> [Problem requirements]:
The material below should be written out in full and exactly; pictures stay out of the copy.

::: Material provided :::

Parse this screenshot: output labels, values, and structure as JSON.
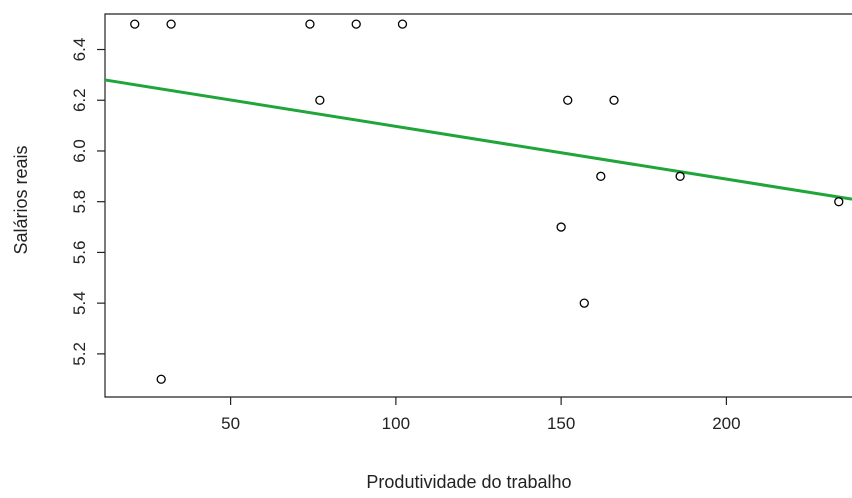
{
  "chart_data": {
    "type": "scatter",
    "xlabel": "Produtividade do trabalho",
    "ylabel": "Salários reais",
    "xlim": [
      12,
      238
    ],
    "ylim": [
      5.03,
      6.54
    ],
    "x_ticks": [
      50,
      100,
      150,
      200
    ],
    "y_ticks": [
      5.2,
      5.4,
      5.6,
      5.8,
      6.0,
      6.2,
      6.4
    ],
    "x_tick_labels": [
      "50",
      "100",
      "150",
      "200"
    ],
    "y_tick_labels": [
      "5.2",
      "5.4",
      "5.6",
      "5.8",
      "6.0",
      "6.2",
      "6.4"
    ],
    "points": [
      {
        "x": 21,
        "y": 6.5
      },
      {
        "x": 32,
        "y": 6.5
      },
      {
        "x": 29,
        "y": 5.1
      },
      {
        "x": 74,
        "y": 6.5
      },
      {
        "x": 77,
        "y": 6.2
      },
      {
        "x": 88,
        "y": 6.5
      },
      {
        "x": 102,
        "y": 6.5
      },
      {
        "x": 150,
        "y": 5.7
      },
      {
        "x": 152,
        "y": 6.2
      },
      {
        "x": 157,
        "y": 5.4
      },
      {
        "x": 162,
        "y": 5.9
      },
      {
        "x": 166,
        "y": 6.2
      },
      {
        "x": 186,
        "y": 5.9
      },
      {
        "x": 234,
        "y": 5.8
      }
    ],
    "regression_line": {
      "x": [
        12,
        238
      ],
      "y": [
        6.28,
        5.81
      ]
    },
    "grid": false,
    "colors": {
      "point_stroke": "#000000",
      "regression": "#1fa53a",
      "axis": "#222222"
    }
  }
}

:::

> [Solution to the problem]:
Parse this screenshot: output labels, values, and structure as JSON.
{
  "chart_data": {
    "type": "scatter",
    "xlabel": "Produtividade do trabalho",
    "ylabel": "Salários reais",
    "xlim": [
      12,
      238
    ],
    "ylim": [
      5.03,
      6.54
    ],
    "x_ticks": [
      50,
      100,
      150,
      200
    ],
    "y_ticks": [
      5.2,
      5.4,
      5.6,
      5.8,
      6.0,
      6.2,
      6.4
    ],
    "x_tick_labels": [
      "50",
      "100",
      "150",
      "200"
    ],
    "y_tick_labels": [
      "5.2",
      "5.4",
      "5.6",
      "5.8",
      "6.0",
      "6.2",
      "6.4"
    ],
    "points": [
      {
        "x": 21,
        "y": 6.5
      },
      {
        "x": 32,
        "y": 6.5
      },
      {
        "x": 29,
        "y": 5.1
      },
      {
        "x": 74,
        "y": 6.5
      },
      {
        "x": 77,
        "y": 6.2
      },
      {
        "x": 88,
        "y": 6.5
      },
      {
        "x": 102,
        "y": 6.5
      },
      {
        "x": 150,
        "y": 5.7
      },
      {
        "x": 152,
        "y": 6.2
      },
      {
        "x": 157,
        "y": 5.4
      },
      {
        "x": 162,
        "y": 5.9
      },
      {
        "x": 166,
        "y": 6.2
      },
      {
        "x": 186,
        "y": 5.9
      },
      {
        "x": 234,
        "y": 5.8
      }
    ],
    "regression_line": {
      "x": [
        12,
        238
      ],
      "y": [
        6.28,
        5.81
      ]
    },
    "grid": false,
    "colors": {
      "point_stroke": "#000000",
      "regression": "#1fa53a",
      "axis": "#222222"
    }
  }
}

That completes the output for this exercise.